## [Material to process]
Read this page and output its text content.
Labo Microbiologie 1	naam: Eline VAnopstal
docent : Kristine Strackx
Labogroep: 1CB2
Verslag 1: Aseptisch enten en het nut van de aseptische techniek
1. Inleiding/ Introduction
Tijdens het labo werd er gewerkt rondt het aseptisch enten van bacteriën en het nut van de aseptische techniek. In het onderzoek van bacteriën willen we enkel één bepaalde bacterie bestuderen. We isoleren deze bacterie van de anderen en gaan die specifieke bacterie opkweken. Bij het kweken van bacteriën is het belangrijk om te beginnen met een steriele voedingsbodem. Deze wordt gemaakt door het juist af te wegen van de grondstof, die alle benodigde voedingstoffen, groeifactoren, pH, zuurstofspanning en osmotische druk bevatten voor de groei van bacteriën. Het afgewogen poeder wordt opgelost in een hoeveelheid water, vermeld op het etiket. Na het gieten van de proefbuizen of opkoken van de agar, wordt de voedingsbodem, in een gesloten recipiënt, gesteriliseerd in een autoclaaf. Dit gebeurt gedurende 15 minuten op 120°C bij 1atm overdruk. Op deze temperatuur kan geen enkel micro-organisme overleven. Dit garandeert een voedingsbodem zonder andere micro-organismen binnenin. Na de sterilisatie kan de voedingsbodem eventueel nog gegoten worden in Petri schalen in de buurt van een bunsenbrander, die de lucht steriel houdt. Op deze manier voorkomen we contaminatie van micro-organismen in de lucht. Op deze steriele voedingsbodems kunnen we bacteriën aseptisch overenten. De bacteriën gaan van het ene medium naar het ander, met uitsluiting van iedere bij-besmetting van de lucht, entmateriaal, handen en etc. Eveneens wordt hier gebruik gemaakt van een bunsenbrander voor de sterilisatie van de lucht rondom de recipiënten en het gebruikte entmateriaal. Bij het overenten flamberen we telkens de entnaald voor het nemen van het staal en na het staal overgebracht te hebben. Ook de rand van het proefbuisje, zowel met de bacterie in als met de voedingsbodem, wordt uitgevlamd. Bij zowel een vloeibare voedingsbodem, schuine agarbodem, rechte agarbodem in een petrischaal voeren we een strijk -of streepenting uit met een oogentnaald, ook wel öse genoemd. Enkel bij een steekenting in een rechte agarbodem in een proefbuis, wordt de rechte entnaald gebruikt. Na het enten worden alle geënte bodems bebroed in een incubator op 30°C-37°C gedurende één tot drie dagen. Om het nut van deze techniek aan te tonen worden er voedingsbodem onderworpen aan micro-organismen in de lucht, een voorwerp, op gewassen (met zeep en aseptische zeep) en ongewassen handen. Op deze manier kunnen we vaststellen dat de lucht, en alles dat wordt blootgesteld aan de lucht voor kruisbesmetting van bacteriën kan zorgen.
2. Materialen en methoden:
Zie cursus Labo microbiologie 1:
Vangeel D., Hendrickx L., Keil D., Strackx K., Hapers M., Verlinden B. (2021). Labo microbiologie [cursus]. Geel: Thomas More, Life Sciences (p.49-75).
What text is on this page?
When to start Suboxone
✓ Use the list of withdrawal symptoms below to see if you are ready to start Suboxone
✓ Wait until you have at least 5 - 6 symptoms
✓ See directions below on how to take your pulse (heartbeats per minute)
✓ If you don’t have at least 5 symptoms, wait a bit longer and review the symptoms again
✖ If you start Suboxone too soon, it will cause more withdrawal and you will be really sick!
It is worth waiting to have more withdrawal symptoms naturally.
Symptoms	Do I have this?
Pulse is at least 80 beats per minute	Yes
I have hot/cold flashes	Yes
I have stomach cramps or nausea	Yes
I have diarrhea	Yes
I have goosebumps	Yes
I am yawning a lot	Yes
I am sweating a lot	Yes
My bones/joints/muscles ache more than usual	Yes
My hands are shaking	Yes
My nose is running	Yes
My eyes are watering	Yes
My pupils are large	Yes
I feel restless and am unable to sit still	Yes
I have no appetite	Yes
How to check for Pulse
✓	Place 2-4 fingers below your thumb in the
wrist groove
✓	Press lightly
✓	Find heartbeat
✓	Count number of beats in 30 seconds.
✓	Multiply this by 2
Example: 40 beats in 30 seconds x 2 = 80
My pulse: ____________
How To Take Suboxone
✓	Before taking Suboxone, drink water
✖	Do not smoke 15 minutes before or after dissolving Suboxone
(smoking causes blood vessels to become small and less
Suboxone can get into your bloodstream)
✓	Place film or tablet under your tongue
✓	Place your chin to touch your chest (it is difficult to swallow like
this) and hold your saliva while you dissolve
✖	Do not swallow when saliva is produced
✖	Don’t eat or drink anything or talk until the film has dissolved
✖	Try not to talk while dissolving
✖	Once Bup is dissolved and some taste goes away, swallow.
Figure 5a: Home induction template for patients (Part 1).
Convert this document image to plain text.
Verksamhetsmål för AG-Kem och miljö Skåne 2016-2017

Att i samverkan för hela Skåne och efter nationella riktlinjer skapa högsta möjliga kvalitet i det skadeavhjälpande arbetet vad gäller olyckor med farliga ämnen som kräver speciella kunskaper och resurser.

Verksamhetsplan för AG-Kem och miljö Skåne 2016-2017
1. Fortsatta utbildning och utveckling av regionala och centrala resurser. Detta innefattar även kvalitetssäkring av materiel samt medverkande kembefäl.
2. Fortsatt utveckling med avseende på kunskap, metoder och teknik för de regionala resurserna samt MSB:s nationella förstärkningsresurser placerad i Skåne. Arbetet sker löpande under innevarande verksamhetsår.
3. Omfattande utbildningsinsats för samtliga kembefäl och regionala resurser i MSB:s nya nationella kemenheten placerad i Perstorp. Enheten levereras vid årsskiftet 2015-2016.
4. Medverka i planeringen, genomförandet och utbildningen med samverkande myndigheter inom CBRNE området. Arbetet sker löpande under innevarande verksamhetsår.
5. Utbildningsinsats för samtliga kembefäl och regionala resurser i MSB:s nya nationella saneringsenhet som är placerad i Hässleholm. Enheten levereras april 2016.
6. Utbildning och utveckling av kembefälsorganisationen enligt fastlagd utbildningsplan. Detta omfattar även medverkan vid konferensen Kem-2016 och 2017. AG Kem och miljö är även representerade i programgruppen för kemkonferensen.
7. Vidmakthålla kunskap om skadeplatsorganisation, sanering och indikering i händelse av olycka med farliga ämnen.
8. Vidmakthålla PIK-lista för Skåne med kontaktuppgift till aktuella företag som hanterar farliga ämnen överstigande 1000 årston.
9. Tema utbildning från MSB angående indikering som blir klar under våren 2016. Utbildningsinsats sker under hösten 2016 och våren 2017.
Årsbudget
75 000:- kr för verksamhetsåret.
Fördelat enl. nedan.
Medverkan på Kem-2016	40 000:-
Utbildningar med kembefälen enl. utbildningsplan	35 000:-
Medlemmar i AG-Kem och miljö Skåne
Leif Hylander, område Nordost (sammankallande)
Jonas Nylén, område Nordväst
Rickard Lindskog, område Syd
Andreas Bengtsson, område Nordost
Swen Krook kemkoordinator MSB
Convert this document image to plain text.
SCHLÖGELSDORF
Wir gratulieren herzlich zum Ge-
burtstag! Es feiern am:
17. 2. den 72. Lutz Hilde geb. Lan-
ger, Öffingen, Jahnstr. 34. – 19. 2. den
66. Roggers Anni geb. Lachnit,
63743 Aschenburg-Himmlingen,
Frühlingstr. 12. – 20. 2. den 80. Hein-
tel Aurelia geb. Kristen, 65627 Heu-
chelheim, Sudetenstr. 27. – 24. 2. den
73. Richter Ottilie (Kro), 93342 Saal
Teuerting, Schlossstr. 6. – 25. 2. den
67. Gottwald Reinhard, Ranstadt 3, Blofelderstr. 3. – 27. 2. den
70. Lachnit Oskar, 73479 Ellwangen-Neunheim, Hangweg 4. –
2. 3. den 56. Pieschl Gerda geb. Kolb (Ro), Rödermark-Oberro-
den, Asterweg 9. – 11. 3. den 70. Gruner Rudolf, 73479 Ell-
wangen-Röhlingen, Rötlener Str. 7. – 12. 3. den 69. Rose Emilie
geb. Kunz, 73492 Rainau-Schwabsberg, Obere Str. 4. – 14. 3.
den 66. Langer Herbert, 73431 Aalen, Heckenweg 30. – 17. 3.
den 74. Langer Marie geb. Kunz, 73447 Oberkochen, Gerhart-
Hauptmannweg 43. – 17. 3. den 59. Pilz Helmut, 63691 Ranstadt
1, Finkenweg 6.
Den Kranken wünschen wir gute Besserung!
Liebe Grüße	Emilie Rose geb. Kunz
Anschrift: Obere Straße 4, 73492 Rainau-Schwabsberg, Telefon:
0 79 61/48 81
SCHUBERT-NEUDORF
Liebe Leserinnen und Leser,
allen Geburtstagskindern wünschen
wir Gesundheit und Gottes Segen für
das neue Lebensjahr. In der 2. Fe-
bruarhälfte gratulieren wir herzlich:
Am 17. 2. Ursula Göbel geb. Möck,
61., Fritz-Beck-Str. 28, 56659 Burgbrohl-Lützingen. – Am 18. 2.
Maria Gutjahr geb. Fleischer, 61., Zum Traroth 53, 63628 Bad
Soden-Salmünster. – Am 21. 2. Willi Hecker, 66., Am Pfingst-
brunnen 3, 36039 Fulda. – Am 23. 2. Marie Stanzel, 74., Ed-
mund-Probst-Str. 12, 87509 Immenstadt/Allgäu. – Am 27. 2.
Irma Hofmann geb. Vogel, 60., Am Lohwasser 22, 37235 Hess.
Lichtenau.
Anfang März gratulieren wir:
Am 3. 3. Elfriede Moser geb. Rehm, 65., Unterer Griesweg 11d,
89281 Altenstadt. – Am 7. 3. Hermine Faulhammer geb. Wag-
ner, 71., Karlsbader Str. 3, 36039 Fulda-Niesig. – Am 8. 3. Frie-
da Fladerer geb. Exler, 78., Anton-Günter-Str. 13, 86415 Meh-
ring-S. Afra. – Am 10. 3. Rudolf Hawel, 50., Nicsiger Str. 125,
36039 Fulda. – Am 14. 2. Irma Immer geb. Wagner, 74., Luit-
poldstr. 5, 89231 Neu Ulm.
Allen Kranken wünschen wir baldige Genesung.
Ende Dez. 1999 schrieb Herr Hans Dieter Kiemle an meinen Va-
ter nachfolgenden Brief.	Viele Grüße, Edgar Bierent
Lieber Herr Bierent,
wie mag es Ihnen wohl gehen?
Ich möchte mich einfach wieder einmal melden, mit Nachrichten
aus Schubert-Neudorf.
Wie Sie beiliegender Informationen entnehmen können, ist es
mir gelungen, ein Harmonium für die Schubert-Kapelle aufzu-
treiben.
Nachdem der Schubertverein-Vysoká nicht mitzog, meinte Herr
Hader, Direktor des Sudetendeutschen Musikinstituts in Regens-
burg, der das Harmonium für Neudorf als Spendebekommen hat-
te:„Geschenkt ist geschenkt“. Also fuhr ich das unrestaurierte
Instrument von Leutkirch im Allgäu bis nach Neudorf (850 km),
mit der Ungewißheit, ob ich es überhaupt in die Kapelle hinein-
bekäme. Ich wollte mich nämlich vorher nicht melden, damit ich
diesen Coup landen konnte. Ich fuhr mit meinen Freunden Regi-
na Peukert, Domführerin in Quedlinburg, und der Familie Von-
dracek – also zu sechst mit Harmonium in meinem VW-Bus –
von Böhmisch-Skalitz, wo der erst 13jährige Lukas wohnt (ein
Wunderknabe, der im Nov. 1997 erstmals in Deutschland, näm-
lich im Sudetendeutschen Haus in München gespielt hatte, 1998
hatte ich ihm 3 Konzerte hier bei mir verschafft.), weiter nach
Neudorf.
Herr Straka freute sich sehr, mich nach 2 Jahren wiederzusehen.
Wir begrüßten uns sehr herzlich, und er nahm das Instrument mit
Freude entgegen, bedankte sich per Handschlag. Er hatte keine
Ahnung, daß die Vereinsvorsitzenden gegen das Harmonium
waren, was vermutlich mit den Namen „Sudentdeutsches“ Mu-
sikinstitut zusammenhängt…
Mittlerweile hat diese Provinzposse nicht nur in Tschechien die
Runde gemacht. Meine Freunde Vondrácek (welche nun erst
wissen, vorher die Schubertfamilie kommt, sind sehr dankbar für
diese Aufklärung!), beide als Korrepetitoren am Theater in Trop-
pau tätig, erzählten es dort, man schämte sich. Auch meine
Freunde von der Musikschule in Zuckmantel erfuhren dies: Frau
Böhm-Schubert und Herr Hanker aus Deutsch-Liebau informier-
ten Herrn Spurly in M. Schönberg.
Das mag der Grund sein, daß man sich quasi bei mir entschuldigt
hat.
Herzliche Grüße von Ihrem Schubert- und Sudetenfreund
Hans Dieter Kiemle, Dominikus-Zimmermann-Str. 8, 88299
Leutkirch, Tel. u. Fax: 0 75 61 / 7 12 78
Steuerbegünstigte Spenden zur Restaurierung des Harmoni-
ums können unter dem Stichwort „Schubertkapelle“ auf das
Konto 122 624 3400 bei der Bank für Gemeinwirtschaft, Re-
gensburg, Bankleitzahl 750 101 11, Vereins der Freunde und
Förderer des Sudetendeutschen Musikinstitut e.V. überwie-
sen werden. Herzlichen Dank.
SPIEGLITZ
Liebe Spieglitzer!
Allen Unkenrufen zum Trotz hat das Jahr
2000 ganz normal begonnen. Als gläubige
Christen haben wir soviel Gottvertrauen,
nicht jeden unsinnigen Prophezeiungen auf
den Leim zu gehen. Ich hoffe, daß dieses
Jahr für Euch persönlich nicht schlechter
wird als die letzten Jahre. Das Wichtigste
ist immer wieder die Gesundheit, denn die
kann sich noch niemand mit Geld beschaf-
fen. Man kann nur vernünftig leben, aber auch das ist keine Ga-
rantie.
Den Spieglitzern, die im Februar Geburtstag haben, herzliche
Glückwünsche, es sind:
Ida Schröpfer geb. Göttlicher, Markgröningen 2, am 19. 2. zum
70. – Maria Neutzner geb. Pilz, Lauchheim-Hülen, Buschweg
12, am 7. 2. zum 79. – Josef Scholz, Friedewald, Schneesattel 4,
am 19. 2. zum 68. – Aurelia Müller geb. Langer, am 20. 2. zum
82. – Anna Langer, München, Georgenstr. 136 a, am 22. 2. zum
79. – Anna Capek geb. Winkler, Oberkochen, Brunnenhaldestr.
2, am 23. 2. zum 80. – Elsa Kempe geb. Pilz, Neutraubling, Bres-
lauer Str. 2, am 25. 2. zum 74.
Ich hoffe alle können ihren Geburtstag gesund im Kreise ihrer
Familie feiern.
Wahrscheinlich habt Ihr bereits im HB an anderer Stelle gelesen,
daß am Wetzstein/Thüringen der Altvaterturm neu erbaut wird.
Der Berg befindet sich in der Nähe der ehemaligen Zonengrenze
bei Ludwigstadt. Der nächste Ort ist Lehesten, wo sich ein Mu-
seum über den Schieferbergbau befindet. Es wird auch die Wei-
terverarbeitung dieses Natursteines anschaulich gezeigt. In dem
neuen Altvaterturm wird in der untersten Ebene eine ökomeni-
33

## [Work to complete]
Go through the entries above and report every line in which the word "talk" appears.

## [Your solution]
✖	Don’t eat or drink anything or talk until the film has dissolved
✖	Try not to talk while dissolving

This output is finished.